## TASK BRIEF
From the listing, collect all lines containing the word "color".

** Start MATERIAL PROVIDED **

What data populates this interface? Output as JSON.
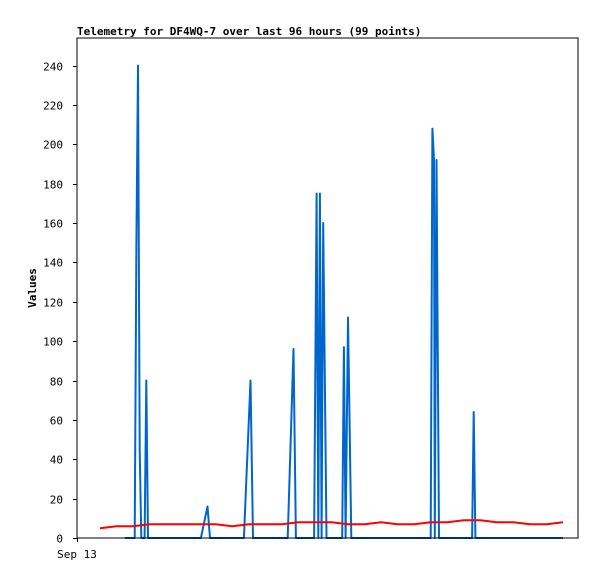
{
  "chart_data": {
    "type": "line",
    "title": "Telemetry for DF4WQ-7 over last 96 hours (99 points)",
    "xlabel": "",
    "ylabel": "Values",
    "x_tick_labels": [
      "Sep 13"
    ],
    "ylim": [
      0,
      254
    ],
    "y_ticks": [
      0,
      20,
      40,
      60,
      80,
      100,
      120,
      140,
      160,
      180,
      200,
      220,
      240
    ],
    "xlim": [
      0,
      96
    ],
    "grid": false,
    "legend": "none",
    "series": [
      {
        "color": "#0066cc",
        "x": [
          3.0,
          4.2,
          4.4,
          4.6,
          4.8,
          5.0,
          5.2,
          5.4,
          5.6,
          5.8,
          6.4,
          7.1,
          7.4,
          8.2,
          12.2,
          13.0,
          13.3,
          13.7,
          14.0,
          14.5,
          17.4,
          18.2,
          18.5,
          18.8,
          19.2,
          21.8,
          22.7,
          23.4,
          23.7,
          24.1,
          24.5,
          25.1,
          25.9,
          26.2,
          26.4,
          26.6,
          26.8,
          27.0,
          27.4,
          29.1,
          29.3,
          29.5,
          29.7,
          30.0,
          30.4,
          30.7,
          30.9,
          33.2,
          38.4,
          38.5,
          38.7,
          38.9,
          39.2,
          39.4,
          39.6,
          39.8,
          40.0,
          40.2,
          40.4,
          40.5,
          40.7,
          41.0,
          41.3,
          41.6,
          41.9,
          44.5,
          44.7,
          44.8,
          45.0,
          45.2,
          45.4,
          45.6,
          45.8,
          46.1,
          46.4,
          46.6,
          46.8,
          47.1,
          47.4,
          47.8,
          48.4,
          49.1,
          49.4,
          49.6,
          50.0,
          50.4,
          50.8,
          51.2,
          51.4,
          51.6,
          52.0,
          52.4,
          52.6,
          52.9,
          53.3,
          53.6,
          54.0,
          55.0,
          56.0
        ],
        "y": [
          0,
          0,
          150,
          240,
          45,
          0,
          0,
          0,
          80,
          0,
          0,
          0,
          0,
          0,
          0,
          16,
          0,
          0,
          0,
          0,
          0,
          80,
          0,
          0,
          0,
          0,
          0,
          96,
          0,
          0,
          0,
          0,
          0,
          175,
          0,
          175,
          0,
          160,
          0,
          0,
          0,
          97,
          0,
          112,
          0,
          0,
          0,
          0,
          0,
          0,
          0,
          0,
          0,
          0,
          0,
          0,
          0,
          208,
          192,
          0,
          192,
          0,
          0,
          0,
          0,
          0,
          0,
          0,
          0,
          64,
          0,
          0,
          0,
          0,
          0,
          0,
          0,
          0,
          0,
          0,
          0,
          0,
          0,
          0,
          0,
          0,
          0,
          0,
          0,
          0,
          0,
          0,
          0,
          0,
          0,
          0,
          0,
          0,
          0
        ]
      },
      {
        "color": "#ff0000",
        "x": [
          0,
          2,
          4,
          6,
          8,
          10,
          12,
          14,
          16,
          18,
          20,
          22,
          24,
          26,
          28,
          30,
          32,
          34,
          36,
          38,
          40,
          42,
          44,
          46,
          48,
          50,
          52,
          54,
          56
        ],
        "y": [
          5,
          6,
          6,
          7,
          7,
          7,
          7,
          7,
          6,
          7,
          7,
          7,
          8,
          8,
          8,
          7,
          7,
          8,
          7,
          7,
          8,
          8,
          9,
          9,
          8,
          8,
          7,
          7,
          8
        ]
      },
      {
        "color": "#000000",
        "x": [
          0,
          56
        ],
        "y": [
          0,
          0
        ]
      }
    ]
  }
}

** End MATERIAL PROVIDED **

## SOLUTION TO THIS EXERCISE
        "color": "#0066cc",
        "color": "#ff0000",
        "color": "#000000",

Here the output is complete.